__AUSGANGSTEXT__
S.&P. CHART - Der feine Analytiker

Wenn man eine Vielzahl ähnlicher Programme betrachtet, die zudem ein enges Spezialgebiet abdecken, wird man sehr sensibel für Kleinigkeiten. So erging es mir bei der Arbeit mit S.&P.-CHART. Ein Programm zur Chart-Analyse, einfach zu bedienen, unproblematisch, mit Liebe zum Detail. Aber der Reihe nach:

Erst muß der Kopierschutzstecker in den ROM-Port geschoben werden. (Über Sinn und Unsinn dieser ‘Antikopiertechnik” soll hier nicht weiter philosophiert werden.) Danach gestalten sich Installation und Programmstart recht unkompliziert. Nach der Abfrage von Datum und Uhrzeit (was nach jedem neuen Programmstart geschieht) erscheint das Eröffnungsbild mit der Desktop-Menüleiste. Nun ist eine Datei mit den Kursdaten zu laden. Diese sind in drei Gruppen aufgeteilt: Aktien, Optionsscheine und “Diverses” (darunter verbergen sich z.B. Indizes, Währungen oder Edelmetalle).

__AUFGABE 1__
Gib an, in welche drei Gruppen die Kursdaten laut Ausgangstext aufgeteilt sind.
__AUFGABE 2__
Schreibe aus dem Ausgangstext den Abschnitt von „Wenn man eine“ bis „Währungen oder Edelmetalle).“ wortgetreu ab.
__AUFGABE 3__
Erkläre anhand des Ausgangstexts, warum man bei der Betrachtung solcher Programme sehr sensibel für Kleinigkeiten wird.
Die Daten stehen für sich und gehören nicht zum Ausgangstext.

__BEREITGESTELLTE DATEN__
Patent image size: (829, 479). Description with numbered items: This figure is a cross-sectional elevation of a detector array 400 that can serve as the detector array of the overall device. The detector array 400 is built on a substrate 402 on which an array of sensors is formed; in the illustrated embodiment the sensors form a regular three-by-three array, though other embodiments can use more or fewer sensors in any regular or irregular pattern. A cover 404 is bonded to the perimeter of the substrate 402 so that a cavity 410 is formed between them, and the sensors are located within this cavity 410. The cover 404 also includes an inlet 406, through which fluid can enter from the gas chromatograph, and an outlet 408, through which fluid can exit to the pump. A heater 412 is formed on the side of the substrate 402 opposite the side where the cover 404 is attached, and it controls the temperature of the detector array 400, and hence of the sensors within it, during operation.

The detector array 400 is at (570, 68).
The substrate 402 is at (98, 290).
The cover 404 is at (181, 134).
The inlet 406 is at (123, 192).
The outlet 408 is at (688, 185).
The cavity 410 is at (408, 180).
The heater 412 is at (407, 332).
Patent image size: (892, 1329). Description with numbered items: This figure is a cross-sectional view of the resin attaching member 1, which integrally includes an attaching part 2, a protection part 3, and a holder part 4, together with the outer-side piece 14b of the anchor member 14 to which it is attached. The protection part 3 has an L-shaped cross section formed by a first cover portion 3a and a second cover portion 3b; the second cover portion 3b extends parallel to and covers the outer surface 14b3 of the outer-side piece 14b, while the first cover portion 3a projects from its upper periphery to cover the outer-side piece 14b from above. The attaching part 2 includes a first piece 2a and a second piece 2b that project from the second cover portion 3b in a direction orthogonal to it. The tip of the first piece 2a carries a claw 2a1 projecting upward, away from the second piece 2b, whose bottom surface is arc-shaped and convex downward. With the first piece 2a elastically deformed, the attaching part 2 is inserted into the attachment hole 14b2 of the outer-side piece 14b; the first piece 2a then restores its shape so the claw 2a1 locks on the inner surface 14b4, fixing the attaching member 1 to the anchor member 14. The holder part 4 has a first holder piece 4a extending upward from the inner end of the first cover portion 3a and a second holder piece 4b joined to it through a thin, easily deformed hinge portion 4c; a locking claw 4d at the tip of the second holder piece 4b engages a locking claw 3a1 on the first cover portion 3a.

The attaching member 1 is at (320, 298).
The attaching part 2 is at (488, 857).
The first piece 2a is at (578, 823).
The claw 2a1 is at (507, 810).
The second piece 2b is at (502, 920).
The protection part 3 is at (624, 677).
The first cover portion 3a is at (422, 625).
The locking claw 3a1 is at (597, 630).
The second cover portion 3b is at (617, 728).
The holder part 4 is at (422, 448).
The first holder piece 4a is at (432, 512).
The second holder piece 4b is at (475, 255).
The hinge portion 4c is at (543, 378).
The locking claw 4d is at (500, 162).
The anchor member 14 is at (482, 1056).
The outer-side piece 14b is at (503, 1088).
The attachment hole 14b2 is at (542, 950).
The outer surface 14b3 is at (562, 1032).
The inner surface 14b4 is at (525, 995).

__ANTWORT 1__
Die Kursdaten sind in Aktien, Optionsscheine und „Diverses“ aufgeteilt.

__ANTWORT 2__
Wenn man eine Vielzahl ähnlicher Programme betrachtet, die zudem ein enges Spezialgebiet abdecken, wird man sehr sensibel für Kleinigkeiten. So erging es mir bei der Arbeit mit S.&P.-CHART. Ein Programm zur Chart-Analyse, einfach zu bedienen, unproblematisch, mit Liebe zum Detail. Aber der Reihe nach:

Erst muß der Kopierschutzstecker in den ROM-Port geschoben werden. (Über Sinn und Unsinn dieser ‘Antikopiertechnik” soll hier nicht weiter philosophiert werden.) Danach gestalten sich Installation und Programmstart recht unkompliziert. Nach der Abfrage von Datum und Uhrzeit (was nach jedem neuen Programmstart geschieht) erscheint das Eröffnungsbild mit der Desktop-Menüleiste. Nun ist eine Datei mit den Kursdaten zu laden. Diese sind in drei Gruppen aufgeteilt: Aktien, Optionsscheine und “Diverses” (darunter verbergen sich z.B. Indizes, Währungen oder Edelmetalle).

__ANTWORT 3__
Man betrachtet eine Vielzahl ähnlicher Programme, die zudem ein enges Spezialgebiet abdecken. Deshalb wird man sehr sensibel für Kleinigkeiten.